Figure record listings:
***
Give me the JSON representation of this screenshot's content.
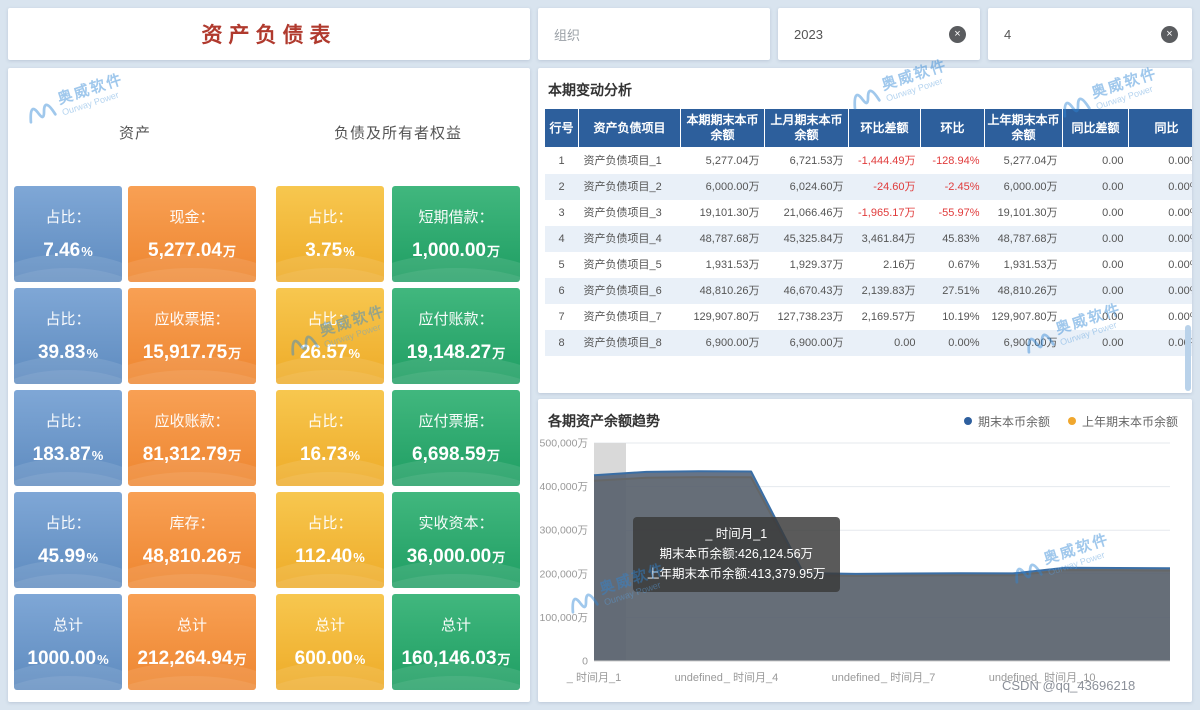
{
  "page": {
    "title": "资产负债表",
    "csdn_watermark": "CSDN @qq_43696218"
  },
  "watermark": {
    "cn": "奥威软件",
    "en": "Ourway Power"
  },
  "filters": {
    "org": {
      "placeholder": "组织"
    },
    "year": {
      "value": "2023"
    },
    "month": {
      "value": "4"
    },
    "clear_icon": "×"
  },
  "cards": {
    "asset_header": "资产",
    "liability_header": "负债及所有者权益",
    "columns": [
      {
        "name": "asset-ratio",
        "theme": "blue",
        "items": [
          {
            "label": "占比：",
            "value": "7.46",
            "unit": "%"
          },
          {
            "label": "占比：",
            "value": "39.83",
            "unit": "%"
          },
          {
            "label": "占比：",
            "value": "183.87",
            "unit": "%"
          },
          {
            "label": "占比：",
            "value": "45.99",
            "unit": "%"
          },
          {
            "label": "总计",
            "value": "1000.00",
            "unit": "%"
          }
        ]
      },
      {
        "name": "asset-value",
        "theme": "orange",
        "items": [
          {
            "label": "现金：",
            "value": "5,277.04",
            "unit": "万"
          },
          {
            "label": "应收票据：",
            "value": "15,917.75",
            "unit": "万"
          },
          {
            "label": "应收账款：",
            "value": "81,312.79",
            "unit": "万"
          },
          {
            "label": "库存：",
            "value": "48,810.26",
            "unit": "万"
          },
          {
            "label": "总计",
            "value": "212,264.94",
            "unit": "万"
          }
        ]
      },
      {
        "name": "liability-ratio",
        "theme": "yellow",
        "items": [
          {
            "label": "占比：",
            "value": "3.75",
            "unit": "%"
          },
          {
            "label": "占比：",
            "value": "26.57",
            "unit": "%"
          },
          {
            "label": "占比：",
            "value": "16.73",
            "unit": "%"
          },
          {
            "label": "占比：",
            "value": "112.40",
            "unit": "%"
          },
          {
            "label": "总计",
            "value": "600.00",
            "unit": "%"
          }
        ]
      },
      {
        "name": "liability-value",
        "theme": "green",
        "items": [
          {
            "label": "短期借款：",
            "value": "1,000.00",
            "unit": "万"
          },
          {
            "label": "应付账款：",
            "value": "19,148.27",
            "unit": "万"
          },
          {
            "label": "应付票据：",
            "value": "6,698.59",
            "unit": "万"
          },
          {
            "label": "实收资本：",
            "value": "36,000.00",
            "unit": "万"
          },
          {
            "label": "总计",
            "value": "160,146.03",
            "unit": "万"
          }
        ]
      }
    ]
  },
  "table": {
    "title": "本期变动分析",
    "headers": [
      "行号",
      "资产负债项目",
      "本期期末本币余额",
      "上月期末本币余额",
      "环比差额",
      "环比",
      "上年期末本币余额",
      "同比差额",
      "同比"
    ],
    "rows": [
      [
        "1",
        "资产负债项目_1",
        "5,277.04万",
        "6,721.53万",
        "-1,444.49万",
        "-128.94%",
        "5,277.04万",
        "0.00",
        "0.00%"
      ],
      [
        "2",
        "资产负债项目_2",
        "6,000.00万",
        "6,024.60万",
        "-24.60万",
        "-2.45%",
        "6,000.00万",
        "0.00",
        "0.00%"
      ],
      [
        "3",
        "资产负债项目_3",
        "19,101.30万",
        "21,066.46万",
        "-1,965.17万",
        "-55.97%",
        "19,101.30万",
        "0.00",
        "0.00%"
      ],
      [
        "4",
        "资产负债项目_4",
        "48,787.68万",
        "45,325.84万",
        "3,461.84万",
        "45.83%",
        "48,787.68万",
        "0.00",
        "0.00%"
      ],
      [
        "5",
        "资产负债项目_5",
        "1,931.53万",
        "1,929.37万",
        "2.16万",
        "0.67%",
        "1,931.53万",
        "0.00",
        "0.00%"
      ],
      [
        "6",
        "资产负债项目_6",
        "48,810.26万",
        "46,670.43万",
        "2,139.83万",
        "27.51%",
        "48,810.26万",
        "0.00",
        "0.00%"
      ],
      [
        "7",
        "资产负债项目_7",
        "129,907.80万",
        "127,738.23万",
        "2,169.57万",
        "10.19%",
        "129,907.80万",
        "0.00",
        "0.00%"
      ],
      [
        "8",
        "资产负债项目_8",
        "6,900.00万",
        "6,900.00万",
        "0.00",
        "0.00%",
        "6,900.00万",
        "0.00",
        "0.00%"
      ]
    ]
  },
  "chart_data": {
    "type": "area",
    "title": "各期资产余额趋势",
    "legend": [
      {
        "name": "期末本币余额",
        "color": "#2e5f9e"
      },
      {
        "name": "上年期末本币余额",
        "color": "#f0a72e"
      }
    ],
    "legend_position": "top-right",
    "grid": true,
    "xlabel": "",
    "ylabel": "",
    "ylim": [
      0,
      500000
    ],
    "y_ticks": [
      "500,000万",
      "400,000万",
      "300,000万",
      "200,000万",
      "100,000万",
      "0"
    ],
    "x": [
      1,
      2,
      3,
      4,
      5,
      6,
      7,
      8,
      9,
      10,
      11,
      12
    ],
    "x_tick_labels": [
      "_ 时间月_1",
      "",
      "undefined",
      "_ 时间月_4",
      "",
      "undefined",
      "_ 时间月_7",
      "",
      "undefined",
      "_ 时间月_10",
      "",
      ""
    ],
    "series": [
      {
        "name": "期末本币余额",
        "color": "#3a6ea5",
        "fill": "rgba(76,92,114,0.85)",
        "values": [
          426124.56,
          433800,
          435200,
          434600,
          201500,
          199800,
          200600,
          201200,
          200900,
          213800,
          213200,
          212600
        ]
      },
      {
        "name": "上年期末本币余额",
        "color": "#f0a72e",
        "fill": "rgba(240,173,60,0.5)",
        "values": [
          413379.95,
          420500,
          421800,
          421300,
          196800,
          195200,
          196000,
          196600,
          196300,
          208500,
          208000,
          207400
        ]
      }
    ],
    "highlight_band_index": 0,
    "tooltip": {
      "title": "_ 时间月_1",
      "lines": [
        "期末本币余额:426,124.56万",
        "上年期末本币余额:413,379.95万"
      ]
    }
  }
}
***
* **SHORT TASK**: Leave out the pictures and return every record word for word.

* **TASK RESULT**:
Give me the JSON representation of this screenshot's content.
{
  "page": {
    "title": "资产负债表",
    "csdn_watermark": "CSDN @qq_43696218"
  },
  "watermark": {
    "cn": "奥威软件",
    "en": "Ourway Power"
  },
  "filters": {
    "org": {
      "placeholder": "组织"
    },
    "year": {
      "value": "2023"
    },
    "month": {
      "value": "4"
    },
    "clear_icon": "×"
  },
  "cards": {
    "asset_header": "资产",
    "liability_header": "负债及所有者权益",
    "columns": [
      {
        "name": "asset-ratio",
        "theme": "blue",
        "items": [
          {
            "label": "占比：",
            "value": "7.46",
            "unit": "%"
          },
          {
            "label": "占比：",
            "value": "39.83",
            "unit": "%"
          },
          {
            "label": "占比：",
            "value": "183.87",
            "unit": "%"
          },
          {
            "label": "占比：",
            "value": "45.99",
            "unit": "%"
          },
          {
            "label": "总计",
            "value": "1000.00",
            "unit": "%"
          }
        ]
      },
      {
        "name": "asset-value",
        "theme": "orange",
        "items": [
          {
            "label": "现金：",
            "value": "5,277.04",
            "unit": "万"
          },
          {
            "label": "应收票据：",
            "value": "15,917.75",
            "unit": "万"
          },
          {
            "label": "应收账款：",
            "value": "81,312.79",
            "unit": "万"
          },
          {
            "label": "库存：",
            "value": "48,810.26",
            "unit": "万"
          },
          {
            "label": "总计",
            "value": "212,264.94",
            "unit": "万"
          }
        ]
      },
      {
        "name": "liability-ratio",
        "theme": "yellow",
        "items": [
          {
            "label": "占比：",
            "value": "3.75",
            "unit": "%"
          },
          {
            "label": "占比：",
            "value": "26.57",
            "unit": "%"
          },
          {
            "label": "占比：",
            "value": "16.73",
            "unit": "%"
          },
          {
            "label": "占比：",
            "value": "112.40",
            "unit": "%"
          },
          {
            "label": "总计",
            "value": "600.00",
            "unit": "%"
          }
        ]
      },
      {
        "name": "liability-value",
        "theme": "green",
        "items": [
          {
            "label": "短期借款：",
            "value": "1,000.00",
            "unit": "万"
          },
          {
            "label": "应付账款：",
            "value": "19,148.27",
            "unit": "万"
          },
          {
            "label": "应付票据：",
            "value": "6,698.59",
            "unit": "万"
          },
          {
            "label": "实收资本：",
            "value": "36,000.00",
            "unit": "万"
          },
          {
            "label": "总计",
            "value": "160,146.03",
            "unit": "万"
          }
        ]
      }
    ]
  },
  "table": {
    "title": "本期变动分析",
    "headers": [
      "行号",
      "资产负债项目",
      "本期期末本币余额",
      "上月期末本币余额",
      "环比差额",
      "环比",
      "上年期末本币余额",
      "同比差额",
      "同比"
    ],
    "rows": [
      [
        "1",
        "资产负债项目_1",
        "5,277.04万",
        "6,721.53万",
        "-1,444.49万",
        "-128.94%",
        "5,277.04万",
        "0.00",
        "0.00%"
      ],
      [
        "2",
        "资产负债项目_2",
        "6,000.00万",
        "6,024.60万",
        "-24.60万",
        "-2.45%",
        "6,000.00万",
        "0.00",
        "0.00%"
      ],
      [
        "3",
        "资产负债项目_3",
        "19,101.30万",
        "21,066.46万",
        "-1,965.17万",
        "-55.97%",
        "19,101.30万",
        "0.00",
        "0.00%"
      ],
      [
        "4",
        "资产负债项目_4",
        "48,787.68万",
        "45,325.84万",
        "3,461.84万",
        "45.83%",
        "48,787.68万",
        "0.00",
        "0.00%"
      ],
      [
        "5",
        "资产负债项目_5",
        "1,931.53万",
        "1,929.37万",
        "2.16万",
        "0.67%",
        "1,931.53万",
        "0.00",
        "0.00%"
      ],
      [
        "6",
        "资产负债项目_6",
        "48,810.26万",
        "46,670.43万",
        "2,139.83万",
        "27.51%",
        "48,810.26万",
        "0.00",
        "0.00%"
      ],
      [
        "7",
        "资产负债项目_7",
        "129,907.80万",
        "127,738.23万",
        "2,169.57万",
        "10.19%",
        "129,907.80万",
        "0.00",
        "0.00%"
      ],
      [
        "8",
        "资产负债项目_8",
        "6,900.00万",
        "6,900.00万",
        "0.00",
        "0.00%",
        "6,900.00万",
        "0.00",
        "0.00%"
      ]
    ]
  },
  "chart_data": {
    "type": "area",
    "title": "各期资产余额趋势",
    "legend": [
      {
        "name": "期末本币余额",
        "color": "#2e5f9e"
      },
      {
        "name": "上年期末本币余额",
        "color": "#f0a72e"
      }
    ],
    "legend_position": "top-right",
    "grid": true,
    "xlabel": "",
    "ylabel": "",
    "ylim": [
      0,
      500000
    ],
    "y_ticks": [
      "500,000万",
      "400,000万",
      "300,000万",
      "200,000万",
      "100,000万",
      "0"
    ],
    "x": [
      1,
      2,
      3,
      4,
      5,
      6,
      7,
      8,
      9,
      10,
      11,
      12
    ],
    "x_tick_labels": [
      "_ 时间月_1",
      "",
      "undefined",
      "_ 时间月_4",
      "",
      "undefined",
      "_ 时间月_7",
      "",
      "undefined",
      "_ 时间月_10",
      "",
      ""
    ],
    "series": [
      {
        "name": "期末本币余额",
        "color": "#3a6ea5",
        "fill": "rgba(76,92,114,0.85)",
        "values": [
          426124.56,
          433800,
          435200,
          434600,
          201500,
          199800,
          200600,
          201200,
          200900,
          213800,
          213200,
          212600
        ]
      },
      {
        "name": "上年期末本币余额",
        "color": "#f0a72e",
        "fill": "rgba(240,173,60,0.5)",
        "values": [
          413379.95,
          420500,
          421800,
          421300,
          196800,
          195200,
          196000,
          196600,
          196300,
          208500,
          208000,
          207400
        ]
      }
    ],
    "highlight_band_index": 0,
    "tooltip": {
      "title": "_ 时间月_1",
      "lines": [
        "期末本币余额:426,124.56万",
        "上年期末本币余额:413,379.95万"
      ]
    }
  }
}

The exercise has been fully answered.